- _TASK STATEMENT_:
Copy out every line containing the word "reconstructive".

- _LISTED RECORDS_:

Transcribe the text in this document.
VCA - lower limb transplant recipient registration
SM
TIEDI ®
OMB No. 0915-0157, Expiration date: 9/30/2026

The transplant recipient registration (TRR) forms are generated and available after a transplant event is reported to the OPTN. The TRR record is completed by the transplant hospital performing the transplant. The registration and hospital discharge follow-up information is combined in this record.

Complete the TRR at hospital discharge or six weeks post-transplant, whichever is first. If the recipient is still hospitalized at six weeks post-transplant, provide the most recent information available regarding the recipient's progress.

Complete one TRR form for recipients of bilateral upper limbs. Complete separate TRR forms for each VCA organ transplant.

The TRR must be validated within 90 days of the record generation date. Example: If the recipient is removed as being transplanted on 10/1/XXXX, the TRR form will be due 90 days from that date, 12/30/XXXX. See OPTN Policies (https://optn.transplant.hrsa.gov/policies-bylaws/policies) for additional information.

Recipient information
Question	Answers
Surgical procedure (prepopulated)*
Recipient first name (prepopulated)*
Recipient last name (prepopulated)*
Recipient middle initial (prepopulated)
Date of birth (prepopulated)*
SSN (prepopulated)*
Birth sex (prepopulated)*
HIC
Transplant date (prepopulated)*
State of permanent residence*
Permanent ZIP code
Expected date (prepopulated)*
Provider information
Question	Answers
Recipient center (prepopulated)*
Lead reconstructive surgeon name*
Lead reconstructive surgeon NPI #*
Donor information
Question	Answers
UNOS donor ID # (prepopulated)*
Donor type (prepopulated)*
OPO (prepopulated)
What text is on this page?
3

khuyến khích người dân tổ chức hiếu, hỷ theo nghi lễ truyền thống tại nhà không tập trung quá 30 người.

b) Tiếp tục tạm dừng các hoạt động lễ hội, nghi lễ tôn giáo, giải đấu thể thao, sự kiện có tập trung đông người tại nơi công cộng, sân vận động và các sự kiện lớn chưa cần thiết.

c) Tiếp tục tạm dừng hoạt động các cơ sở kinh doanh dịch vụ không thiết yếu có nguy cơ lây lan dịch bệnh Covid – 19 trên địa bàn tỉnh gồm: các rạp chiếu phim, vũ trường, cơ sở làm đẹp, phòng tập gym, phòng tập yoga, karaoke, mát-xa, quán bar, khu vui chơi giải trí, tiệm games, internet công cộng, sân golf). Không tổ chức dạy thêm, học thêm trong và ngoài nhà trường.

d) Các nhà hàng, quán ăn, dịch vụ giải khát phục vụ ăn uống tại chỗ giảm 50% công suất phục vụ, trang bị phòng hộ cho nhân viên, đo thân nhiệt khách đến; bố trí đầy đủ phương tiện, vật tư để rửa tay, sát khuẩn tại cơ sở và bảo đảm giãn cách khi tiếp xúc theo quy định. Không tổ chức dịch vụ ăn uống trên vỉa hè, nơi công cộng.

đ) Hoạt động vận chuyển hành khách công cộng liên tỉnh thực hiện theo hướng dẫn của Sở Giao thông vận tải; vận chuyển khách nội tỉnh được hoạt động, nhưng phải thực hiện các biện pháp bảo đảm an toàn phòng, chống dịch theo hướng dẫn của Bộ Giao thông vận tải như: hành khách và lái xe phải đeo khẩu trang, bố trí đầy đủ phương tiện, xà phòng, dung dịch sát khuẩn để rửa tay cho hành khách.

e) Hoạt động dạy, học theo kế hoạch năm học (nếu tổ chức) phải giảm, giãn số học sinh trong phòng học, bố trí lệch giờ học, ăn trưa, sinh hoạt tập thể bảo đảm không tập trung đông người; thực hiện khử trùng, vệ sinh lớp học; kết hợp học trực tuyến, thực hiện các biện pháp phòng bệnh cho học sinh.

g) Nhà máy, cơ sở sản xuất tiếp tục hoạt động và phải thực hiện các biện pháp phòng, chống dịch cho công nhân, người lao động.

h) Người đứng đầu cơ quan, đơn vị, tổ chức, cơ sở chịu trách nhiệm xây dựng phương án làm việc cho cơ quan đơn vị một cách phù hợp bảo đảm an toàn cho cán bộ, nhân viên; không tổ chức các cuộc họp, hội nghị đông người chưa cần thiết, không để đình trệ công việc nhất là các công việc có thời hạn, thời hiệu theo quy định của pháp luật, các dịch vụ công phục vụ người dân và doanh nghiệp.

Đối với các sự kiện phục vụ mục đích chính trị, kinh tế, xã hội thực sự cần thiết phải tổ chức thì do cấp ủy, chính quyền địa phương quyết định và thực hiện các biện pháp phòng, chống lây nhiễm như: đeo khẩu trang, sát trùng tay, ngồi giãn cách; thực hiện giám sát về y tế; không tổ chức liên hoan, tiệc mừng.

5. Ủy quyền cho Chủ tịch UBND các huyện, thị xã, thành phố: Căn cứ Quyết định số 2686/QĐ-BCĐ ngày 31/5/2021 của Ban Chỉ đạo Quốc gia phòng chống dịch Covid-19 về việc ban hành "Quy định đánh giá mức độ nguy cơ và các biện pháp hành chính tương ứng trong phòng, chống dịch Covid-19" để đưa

- _EXPECTED ANSWER_:
Lead reconstructive surgeon name*
Lead reconstructive surgeon NPI #*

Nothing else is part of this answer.